* What to do:
Report how many lines contain the word "Assuming", with no other text.
....
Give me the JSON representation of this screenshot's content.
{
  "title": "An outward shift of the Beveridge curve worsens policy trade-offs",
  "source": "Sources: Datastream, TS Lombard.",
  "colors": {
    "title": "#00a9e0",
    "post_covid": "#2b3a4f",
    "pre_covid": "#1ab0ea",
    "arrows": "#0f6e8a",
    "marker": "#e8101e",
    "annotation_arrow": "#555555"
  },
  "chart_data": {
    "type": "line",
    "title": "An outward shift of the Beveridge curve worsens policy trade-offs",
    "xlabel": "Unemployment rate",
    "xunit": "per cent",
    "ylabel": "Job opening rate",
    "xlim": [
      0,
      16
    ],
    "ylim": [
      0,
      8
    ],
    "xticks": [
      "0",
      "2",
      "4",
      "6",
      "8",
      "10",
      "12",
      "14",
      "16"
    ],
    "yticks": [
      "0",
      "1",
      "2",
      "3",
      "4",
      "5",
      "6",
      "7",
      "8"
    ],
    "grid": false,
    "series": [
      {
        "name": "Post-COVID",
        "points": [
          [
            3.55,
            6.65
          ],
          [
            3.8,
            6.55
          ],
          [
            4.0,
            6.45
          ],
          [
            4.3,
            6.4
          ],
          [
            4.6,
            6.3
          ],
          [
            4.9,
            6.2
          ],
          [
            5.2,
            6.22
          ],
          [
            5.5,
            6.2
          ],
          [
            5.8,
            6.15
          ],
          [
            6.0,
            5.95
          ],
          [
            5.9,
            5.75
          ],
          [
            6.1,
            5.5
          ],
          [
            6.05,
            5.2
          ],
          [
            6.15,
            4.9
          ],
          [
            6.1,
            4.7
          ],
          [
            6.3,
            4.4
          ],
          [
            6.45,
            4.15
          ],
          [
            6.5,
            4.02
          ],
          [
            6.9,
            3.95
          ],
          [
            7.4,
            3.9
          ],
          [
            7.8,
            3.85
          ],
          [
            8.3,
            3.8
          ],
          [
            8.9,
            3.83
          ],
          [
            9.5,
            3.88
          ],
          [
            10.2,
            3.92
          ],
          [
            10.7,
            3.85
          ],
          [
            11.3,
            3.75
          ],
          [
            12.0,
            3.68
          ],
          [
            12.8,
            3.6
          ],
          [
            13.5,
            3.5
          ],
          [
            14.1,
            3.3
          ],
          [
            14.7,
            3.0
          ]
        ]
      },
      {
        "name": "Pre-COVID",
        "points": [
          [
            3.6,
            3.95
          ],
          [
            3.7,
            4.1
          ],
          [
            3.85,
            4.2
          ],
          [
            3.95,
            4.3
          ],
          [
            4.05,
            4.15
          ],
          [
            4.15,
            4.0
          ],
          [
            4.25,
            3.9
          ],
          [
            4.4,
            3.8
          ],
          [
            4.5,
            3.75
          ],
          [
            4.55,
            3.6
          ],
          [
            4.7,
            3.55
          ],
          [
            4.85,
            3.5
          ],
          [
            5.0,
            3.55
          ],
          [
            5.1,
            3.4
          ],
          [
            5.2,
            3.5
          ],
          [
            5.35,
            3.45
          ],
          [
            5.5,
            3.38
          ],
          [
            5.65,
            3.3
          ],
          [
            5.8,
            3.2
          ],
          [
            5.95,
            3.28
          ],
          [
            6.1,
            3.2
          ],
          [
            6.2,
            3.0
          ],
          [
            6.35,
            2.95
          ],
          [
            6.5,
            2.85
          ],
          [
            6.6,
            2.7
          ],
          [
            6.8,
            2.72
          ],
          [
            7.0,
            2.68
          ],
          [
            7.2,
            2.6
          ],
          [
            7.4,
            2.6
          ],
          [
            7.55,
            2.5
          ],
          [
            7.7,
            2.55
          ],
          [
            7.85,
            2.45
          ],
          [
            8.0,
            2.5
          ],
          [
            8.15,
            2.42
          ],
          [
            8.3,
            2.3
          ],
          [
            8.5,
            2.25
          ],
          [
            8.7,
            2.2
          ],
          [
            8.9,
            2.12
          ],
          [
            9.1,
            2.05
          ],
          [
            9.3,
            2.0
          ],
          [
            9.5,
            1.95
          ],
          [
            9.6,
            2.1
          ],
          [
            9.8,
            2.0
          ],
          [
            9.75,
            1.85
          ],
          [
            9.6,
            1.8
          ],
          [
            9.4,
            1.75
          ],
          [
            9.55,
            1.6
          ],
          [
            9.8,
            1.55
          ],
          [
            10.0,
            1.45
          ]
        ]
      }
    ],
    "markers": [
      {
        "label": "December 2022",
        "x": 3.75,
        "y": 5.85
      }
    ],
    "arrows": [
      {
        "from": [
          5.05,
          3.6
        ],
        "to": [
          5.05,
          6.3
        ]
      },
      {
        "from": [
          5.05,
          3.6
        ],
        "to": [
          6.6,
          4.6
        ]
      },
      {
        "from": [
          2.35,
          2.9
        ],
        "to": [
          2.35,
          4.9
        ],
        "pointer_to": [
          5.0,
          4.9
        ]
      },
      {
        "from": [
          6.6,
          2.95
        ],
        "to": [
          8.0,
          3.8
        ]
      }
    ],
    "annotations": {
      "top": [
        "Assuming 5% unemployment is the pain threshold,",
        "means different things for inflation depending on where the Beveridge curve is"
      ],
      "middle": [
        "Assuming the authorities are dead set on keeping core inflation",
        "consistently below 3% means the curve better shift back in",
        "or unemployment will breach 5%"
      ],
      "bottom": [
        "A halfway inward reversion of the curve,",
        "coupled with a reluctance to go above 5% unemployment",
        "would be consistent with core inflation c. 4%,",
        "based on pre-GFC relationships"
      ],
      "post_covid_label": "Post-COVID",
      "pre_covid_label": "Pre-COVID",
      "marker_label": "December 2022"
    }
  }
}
....
* Completed task:
2